■ Data to use

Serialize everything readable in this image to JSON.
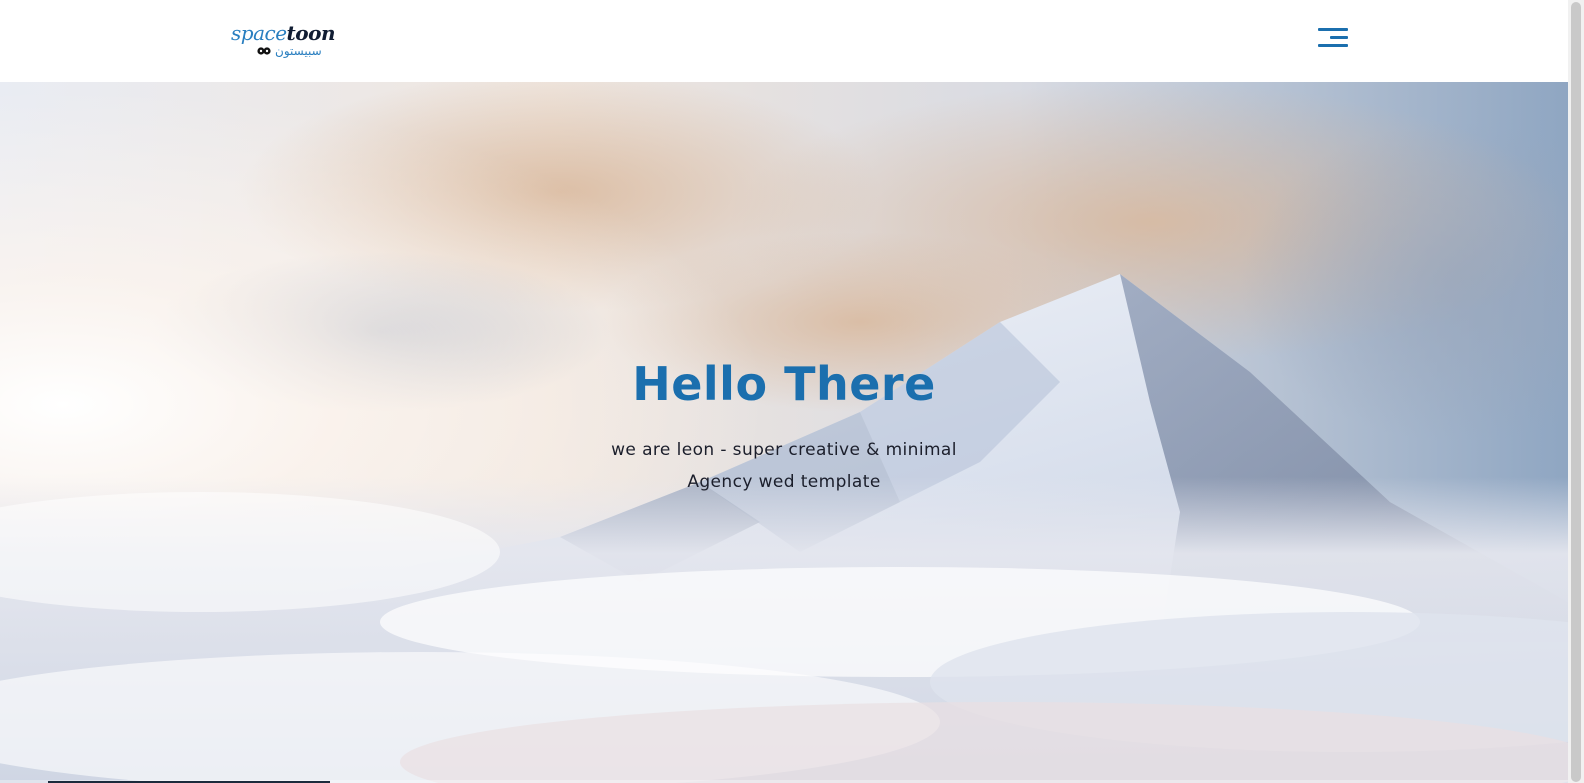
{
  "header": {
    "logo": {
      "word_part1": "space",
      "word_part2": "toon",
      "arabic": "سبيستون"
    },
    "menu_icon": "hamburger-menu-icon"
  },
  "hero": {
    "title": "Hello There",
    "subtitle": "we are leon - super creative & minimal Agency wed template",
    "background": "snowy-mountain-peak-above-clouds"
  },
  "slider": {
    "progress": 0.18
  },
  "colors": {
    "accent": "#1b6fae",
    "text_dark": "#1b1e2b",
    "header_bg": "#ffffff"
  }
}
---
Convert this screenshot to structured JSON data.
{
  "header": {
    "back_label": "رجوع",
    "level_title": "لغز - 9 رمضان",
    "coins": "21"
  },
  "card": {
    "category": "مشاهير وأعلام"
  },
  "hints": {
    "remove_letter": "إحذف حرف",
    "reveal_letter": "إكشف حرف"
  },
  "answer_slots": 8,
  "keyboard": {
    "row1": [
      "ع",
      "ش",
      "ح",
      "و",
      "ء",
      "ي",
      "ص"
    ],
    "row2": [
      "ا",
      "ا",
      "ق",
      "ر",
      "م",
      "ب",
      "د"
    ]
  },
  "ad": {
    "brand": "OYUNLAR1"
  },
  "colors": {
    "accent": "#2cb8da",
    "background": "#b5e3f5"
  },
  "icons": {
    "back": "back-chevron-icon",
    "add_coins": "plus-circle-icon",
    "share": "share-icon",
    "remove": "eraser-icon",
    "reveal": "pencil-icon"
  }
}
* * *
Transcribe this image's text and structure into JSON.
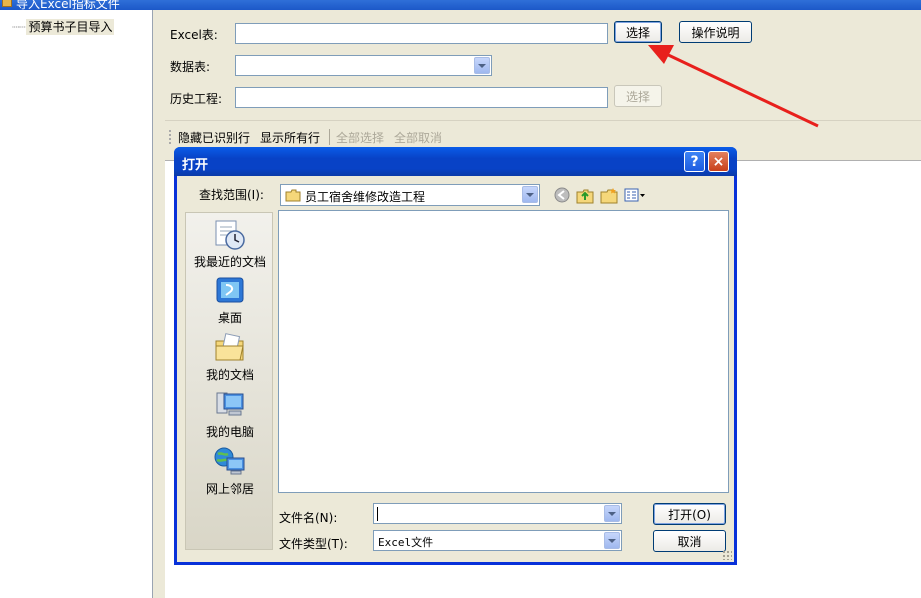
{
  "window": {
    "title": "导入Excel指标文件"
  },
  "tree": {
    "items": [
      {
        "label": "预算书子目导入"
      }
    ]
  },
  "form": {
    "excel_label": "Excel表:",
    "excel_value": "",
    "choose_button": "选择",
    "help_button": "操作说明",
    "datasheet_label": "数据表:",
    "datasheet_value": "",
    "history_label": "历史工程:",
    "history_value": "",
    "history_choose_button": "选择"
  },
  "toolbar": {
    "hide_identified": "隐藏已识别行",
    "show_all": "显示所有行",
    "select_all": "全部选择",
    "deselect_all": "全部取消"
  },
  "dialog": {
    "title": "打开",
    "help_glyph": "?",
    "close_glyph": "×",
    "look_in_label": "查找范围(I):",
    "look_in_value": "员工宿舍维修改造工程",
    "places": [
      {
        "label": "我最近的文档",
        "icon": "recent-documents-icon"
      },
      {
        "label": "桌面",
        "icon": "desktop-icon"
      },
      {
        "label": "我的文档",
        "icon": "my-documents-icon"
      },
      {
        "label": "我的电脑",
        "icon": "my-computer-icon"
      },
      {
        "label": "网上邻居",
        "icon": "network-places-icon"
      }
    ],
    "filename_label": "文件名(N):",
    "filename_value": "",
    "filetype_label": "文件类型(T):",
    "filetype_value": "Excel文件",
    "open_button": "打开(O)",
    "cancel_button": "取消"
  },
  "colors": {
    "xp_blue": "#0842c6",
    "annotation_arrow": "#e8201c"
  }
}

■ Instructions to follow
Locate all lines holding the word "documents", then copy them out.

■ Solution for this exercise
        "icon": "recent-documents-icon"
        "icon": "my-documents-icon"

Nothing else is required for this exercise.